▸ Given records:
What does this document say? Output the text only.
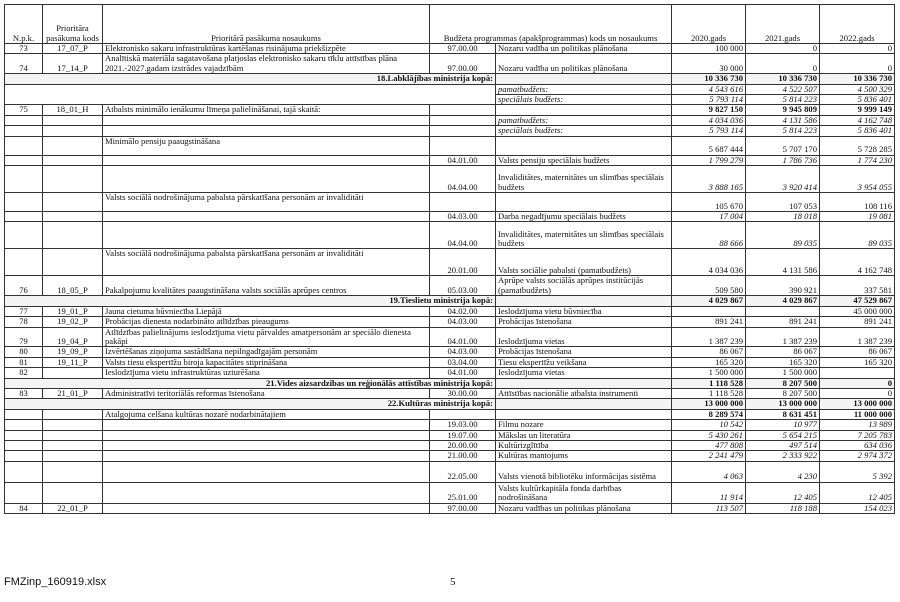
N.p.k.	Prioritāra pasākuma kods	Prioritārā pasākuma nosaukums	Budžeta programmas (apakšprogrammas) kods un nosaukums		2020.gads	2021.gads	2022.gads
73	17_07_P	Elektronisko sakaru infrastruktūras kartēšanas risinājuma priekšizpēte	97.00.00	Nozaru vadība un politikas plānošana	100 000	0	0
74	17_14_P	Analītiskā materiāla sagatavošana platjoslas elektronisko sakaru tīklu attīstības plāna 2021.-2027.gadam izstrādes vajadzībām	97.00.00	Nozaru vadība un politikas plānošana	30 000	0	0
18.Labklājības ministrija kopā:					10 336 730	10 336 730	10 336 730
				pamatbudžets:	4 543 616	4 522 507	4 500 329
				speciālais budžets:	5 793 114	5 814 223	5 836 401
75	18_01_H	Atbalsts minimālo ienākumu līmeņa palielināšanai, tajā skaitā:			9 827 150	9 945 809	9 999 149
				pamatbudžets:	4 034 036	4 131 586	4 162 748
				speciālais budžets:	5 793 114	5 814 223	5 836 401
		Minimālo pensiju paaugstināšana			5 687 444	5 707 170	5 728 285
			04.01.00	Valsts pensiju speciālais budžets	1 799 279	1 786 736	1 774 230
			04.04.00	Invaliditātes, maternitātes un slimības speciālais budžets	3 888 165	3 920 414	3 954 055
		Valsts sociālā nodrošinājuma pabalsta pārskatīšana personām ar invaliditāti			105 670	107 053	108 116
			04.03.00	Darba negadījumu speciālais budžets	17 004	18 018	19 081
			04.04.00	Invaliditātes, maternitātes un slimības speciālais budžets	88 666	89 035	89 035
		Valsts sociālā nodrošinājuma pabalsta pārskatīšana personām ar invaliditāti	20.01.00	Valsts sociālie pabalsti (pamatbudžets)	4 034 036	4 131 586	4 162 748
76	18_05_P	Pakalpojumu kvalitātes paaugstināšana valsts sociālās aprūpes centros	05.03.00	Aprūpe valsts sociālās aprūpes institūcijās (pamatbudžets)	509 580	390 921	337 581
19.Tieslietu ministrija kopā:					4 029 867	4 029 867	47 529 867
77	19_01_P	Jauna cietuma būvniecība Liepājā	04.02.00	Ieslodzījuma vietu būvniecība			45 000 000
78	19_02_P	Probācijas dienesta nodarbināto atlīdzības pieaugums	04.03.00	Probācijas īstenošana	891 241	891 241	891 241
79	19_04_P	Atlīdzības palielinājums ieslodzījuma vietu pārvaldes amatpersonām ar speciālo dienesta pakāpi	04.01.00	Ieslodzījuma vietas	1 387 239	1 387 239	1 387 239
80	19_09_P	Izvērtēšanas ziņojuma sastādīšana nepilngadīgajām personām	04.03.00	Probācijas īstenošana	86 067	86 067	86 067
81	19_11_P	Valsts tiesu ekspertīžu biroja kapacitātes stiprināšana	03.04.00	Tiesu ekspertīžu veikšana	165 320	165 320	165 320
82		Ieslodzījuma vietu infrastruktūras uzturēšana	04.01.00	Ieslodzījuma vietas	1 500 000	1 500 000	
21.Vides aizsardzības un reģionālās attīstības ministrija kopā:					1 118 528	8 207 500	0
83	21_01_P	Administratīvi teritoriālās reformas īstenošana	30.00.00	Attīstības nacionālie atbalsta instrumenti	1 118 528	8 207 500	0
22.Kultūras ministrija kopā:					13 000 000	13 000 000	13 000 000
		Atalgojuma celšana kultūras nozarē nodarbinātajiem			8 289 574	8 631 451	11 000 000
			19.03.00	Filmu nozare	10 542	10 977	13 989
			19.07.00	Mākslas un literatūra	5 430 261	5 654 215	7 205 783
			20.00.00	Kultūrizglītība	477 808	497 514	634 036
			21.00.00	Kultūras mantojums	2 241 479	2 333 922	2 974 372
			22.05.00	Valsts vienotā bibliotēku informācijas sistēma	4 063	4 230	5 392
			25.01.00	Valsts kultūrkapitāla fonda darbības nodrošināšana	11 914	12 405	12 405
84	22_01_P		97.00.00	Nozaru vadības un politikas plānošana	113 507	118 188	154 023
FMZinp_160919.xlsx	5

▸ Requirement:
Pick out every line of the listing containing the word "invaliditāti", and show those lines.

▸ Output of the task:
		Valsts sociālā nodrošinājuma pabalsta pārskatīšana personām ar invaliditāti			105 670	107 053	108 116
		Valsts sociālā nodrošinājuma pabalsta pārskatīšana personām ar invaliditāti	20.01.00	Valsts sociālie pabalsti (pamatbudžets)	4 034 036	4 131 586	4 162 748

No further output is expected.